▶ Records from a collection
____
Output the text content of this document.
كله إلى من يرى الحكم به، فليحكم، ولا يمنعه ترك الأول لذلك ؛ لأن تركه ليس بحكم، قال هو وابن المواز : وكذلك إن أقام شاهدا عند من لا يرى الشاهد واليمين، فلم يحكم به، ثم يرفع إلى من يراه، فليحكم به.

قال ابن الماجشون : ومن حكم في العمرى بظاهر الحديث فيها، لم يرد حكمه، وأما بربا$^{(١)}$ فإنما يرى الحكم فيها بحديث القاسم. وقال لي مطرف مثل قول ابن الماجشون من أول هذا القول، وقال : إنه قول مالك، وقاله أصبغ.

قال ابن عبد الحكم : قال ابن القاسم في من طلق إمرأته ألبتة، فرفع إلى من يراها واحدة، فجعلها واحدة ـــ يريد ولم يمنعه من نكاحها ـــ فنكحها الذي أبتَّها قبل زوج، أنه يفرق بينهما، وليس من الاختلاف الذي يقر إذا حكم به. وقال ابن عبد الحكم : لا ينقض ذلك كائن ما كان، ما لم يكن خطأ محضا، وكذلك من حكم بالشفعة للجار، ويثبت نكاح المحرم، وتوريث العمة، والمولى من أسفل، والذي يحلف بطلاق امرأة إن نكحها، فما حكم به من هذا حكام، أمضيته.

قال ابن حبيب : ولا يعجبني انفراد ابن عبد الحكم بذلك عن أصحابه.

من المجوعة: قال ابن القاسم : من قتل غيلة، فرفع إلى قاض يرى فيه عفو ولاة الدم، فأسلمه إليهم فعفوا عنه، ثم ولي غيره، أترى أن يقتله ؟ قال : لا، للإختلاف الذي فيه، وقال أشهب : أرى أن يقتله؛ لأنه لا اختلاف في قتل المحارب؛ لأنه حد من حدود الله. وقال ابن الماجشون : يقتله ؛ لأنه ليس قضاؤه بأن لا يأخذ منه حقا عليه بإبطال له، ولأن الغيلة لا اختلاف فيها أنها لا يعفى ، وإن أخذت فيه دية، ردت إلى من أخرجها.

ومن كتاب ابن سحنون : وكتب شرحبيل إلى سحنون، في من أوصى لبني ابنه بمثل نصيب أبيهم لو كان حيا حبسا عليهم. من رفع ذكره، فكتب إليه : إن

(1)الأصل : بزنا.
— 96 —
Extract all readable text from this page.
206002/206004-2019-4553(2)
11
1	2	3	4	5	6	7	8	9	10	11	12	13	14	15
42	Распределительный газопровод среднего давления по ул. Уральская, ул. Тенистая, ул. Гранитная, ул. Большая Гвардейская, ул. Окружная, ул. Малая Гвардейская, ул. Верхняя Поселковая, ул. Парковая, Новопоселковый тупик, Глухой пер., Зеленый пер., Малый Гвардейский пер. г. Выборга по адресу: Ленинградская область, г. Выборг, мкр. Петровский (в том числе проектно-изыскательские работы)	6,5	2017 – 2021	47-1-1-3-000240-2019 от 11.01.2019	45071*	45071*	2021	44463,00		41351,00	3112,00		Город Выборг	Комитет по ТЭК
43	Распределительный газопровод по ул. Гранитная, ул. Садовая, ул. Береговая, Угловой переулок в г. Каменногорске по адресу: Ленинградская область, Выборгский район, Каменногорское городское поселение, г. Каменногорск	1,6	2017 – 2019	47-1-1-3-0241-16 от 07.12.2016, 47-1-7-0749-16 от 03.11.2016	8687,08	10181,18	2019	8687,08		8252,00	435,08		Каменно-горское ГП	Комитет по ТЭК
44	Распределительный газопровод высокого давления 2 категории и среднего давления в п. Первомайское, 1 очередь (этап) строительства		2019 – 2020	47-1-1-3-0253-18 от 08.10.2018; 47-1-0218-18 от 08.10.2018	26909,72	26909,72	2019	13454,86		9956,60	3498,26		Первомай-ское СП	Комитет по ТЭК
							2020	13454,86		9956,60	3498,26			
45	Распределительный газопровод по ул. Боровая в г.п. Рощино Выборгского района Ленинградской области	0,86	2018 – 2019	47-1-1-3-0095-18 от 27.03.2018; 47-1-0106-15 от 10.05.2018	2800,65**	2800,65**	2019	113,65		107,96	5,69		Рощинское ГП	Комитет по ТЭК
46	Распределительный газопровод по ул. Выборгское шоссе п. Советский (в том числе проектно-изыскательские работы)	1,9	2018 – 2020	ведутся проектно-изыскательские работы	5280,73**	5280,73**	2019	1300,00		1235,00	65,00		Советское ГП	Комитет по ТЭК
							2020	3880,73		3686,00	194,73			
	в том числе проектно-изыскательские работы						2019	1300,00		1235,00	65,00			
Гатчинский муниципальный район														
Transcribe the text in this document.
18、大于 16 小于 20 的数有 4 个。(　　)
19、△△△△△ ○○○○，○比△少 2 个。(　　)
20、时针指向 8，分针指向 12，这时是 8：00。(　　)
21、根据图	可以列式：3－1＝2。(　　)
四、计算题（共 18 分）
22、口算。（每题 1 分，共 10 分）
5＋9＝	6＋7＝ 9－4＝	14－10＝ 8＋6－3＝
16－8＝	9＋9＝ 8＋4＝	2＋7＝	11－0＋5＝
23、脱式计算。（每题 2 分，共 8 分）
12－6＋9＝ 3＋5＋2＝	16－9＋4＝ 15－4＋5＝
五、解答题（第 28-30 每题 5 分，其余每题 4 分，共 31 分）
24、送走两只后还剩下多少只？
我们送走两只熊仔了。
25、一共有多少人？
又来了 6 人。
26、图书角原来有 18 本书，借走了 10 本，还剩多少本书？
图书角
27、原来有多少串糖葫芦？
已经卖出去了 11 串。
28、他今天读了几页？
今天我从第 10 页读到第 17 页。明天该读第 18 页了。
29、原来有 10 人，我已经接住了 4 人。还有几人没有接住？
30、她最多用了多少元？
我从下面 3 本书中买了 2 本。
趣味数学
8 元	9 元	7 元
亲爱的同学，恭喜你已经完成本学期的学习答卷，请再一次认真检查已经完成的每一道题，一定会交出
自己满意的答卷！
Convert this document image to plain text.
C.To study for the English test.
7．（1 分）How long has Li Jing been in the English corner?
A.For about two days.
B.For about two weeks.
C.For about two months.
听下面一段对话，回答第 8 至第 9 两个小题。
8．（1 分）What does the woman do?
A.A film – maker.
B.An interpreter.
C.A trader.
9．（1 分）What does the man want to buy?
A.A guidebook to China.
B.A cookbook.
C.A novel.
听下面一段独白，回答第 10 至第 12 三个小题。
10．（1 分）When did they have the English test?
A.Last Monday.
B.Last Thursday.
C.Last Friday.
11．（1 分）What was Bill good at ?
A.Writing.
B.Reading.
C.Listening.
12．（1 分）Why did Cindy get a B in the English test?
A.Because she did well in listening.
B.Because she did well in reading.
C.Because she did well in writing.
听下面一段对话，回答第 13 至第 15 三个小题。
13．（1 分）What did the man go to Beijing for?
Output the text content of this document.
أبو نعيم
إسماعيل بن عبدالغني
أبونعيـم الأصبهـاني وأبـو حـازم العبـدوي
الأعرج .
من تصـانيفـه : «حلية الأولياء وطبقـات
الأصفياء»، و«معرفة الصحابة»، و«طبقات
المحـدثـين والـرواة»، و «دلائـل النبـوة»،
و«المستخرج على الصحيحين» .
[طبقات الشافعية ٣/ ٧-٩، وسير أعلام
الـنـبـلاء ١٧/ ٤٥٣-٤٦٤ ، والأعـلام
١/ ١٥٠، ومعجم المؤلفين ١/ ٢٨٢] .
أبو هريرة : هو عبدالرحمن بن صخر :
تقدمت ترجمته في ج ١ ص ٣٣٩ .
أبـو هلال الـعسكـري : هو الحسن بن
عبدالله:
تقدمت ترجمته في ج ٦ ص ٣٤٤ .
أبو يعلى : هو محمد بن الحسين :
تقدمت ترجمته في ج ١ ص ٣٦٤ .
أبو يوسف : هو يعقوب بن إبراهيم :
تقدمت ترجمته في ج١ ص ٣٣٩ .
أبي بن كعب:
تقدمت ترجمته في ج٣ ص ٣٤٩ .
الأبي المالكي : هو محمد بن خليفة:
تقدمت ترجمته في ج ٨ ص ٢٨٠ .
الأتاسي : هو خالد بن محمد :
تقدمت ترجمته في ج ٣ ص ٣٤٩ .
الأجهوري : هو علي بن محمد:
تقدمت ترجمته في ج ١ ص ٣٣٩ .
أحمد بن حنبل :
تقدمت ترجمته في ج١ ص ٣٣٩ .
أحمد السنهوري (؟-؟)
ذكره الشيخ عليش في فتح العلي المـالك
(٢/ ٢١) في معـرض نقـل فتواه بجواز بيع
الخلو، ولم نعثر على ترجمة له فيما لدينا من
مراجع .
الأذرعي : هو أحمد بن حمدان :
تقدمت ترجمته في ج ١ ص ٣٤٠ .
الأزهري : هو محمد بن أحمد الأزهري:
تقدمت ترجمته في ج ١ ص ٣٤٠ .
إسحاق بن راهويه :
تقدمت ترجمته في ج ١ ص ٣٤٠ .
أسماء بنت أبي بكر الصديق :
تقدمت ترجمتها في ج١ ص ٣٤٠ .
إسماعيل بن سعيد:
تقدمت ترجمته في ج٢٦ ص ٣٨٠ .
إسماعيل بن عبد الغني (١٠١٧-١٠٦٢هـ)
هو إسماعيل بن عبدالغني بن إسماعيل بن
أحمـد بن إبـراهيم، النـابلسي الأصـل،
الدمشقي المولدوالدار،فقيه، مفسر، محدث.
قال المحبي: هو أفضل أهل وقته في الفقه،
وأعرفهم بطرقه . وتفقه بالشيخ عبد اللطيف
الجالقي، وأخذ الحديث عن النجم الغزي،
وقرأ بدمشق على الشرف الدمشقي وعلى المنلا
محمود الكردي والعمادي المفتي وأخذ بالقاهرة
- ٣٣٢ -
____
▶ TASK DETAILS
Gather every line from the listing above in which "English" appears, and copy those lines.

▶ WRITTEN SOLUTION
C.To study for the English test.
7．（1 分）How long has Li Jing been in the English corner?
10．（1 分）When did they have the English test?
12．（1 分）Why did Cindy get a B in the English test?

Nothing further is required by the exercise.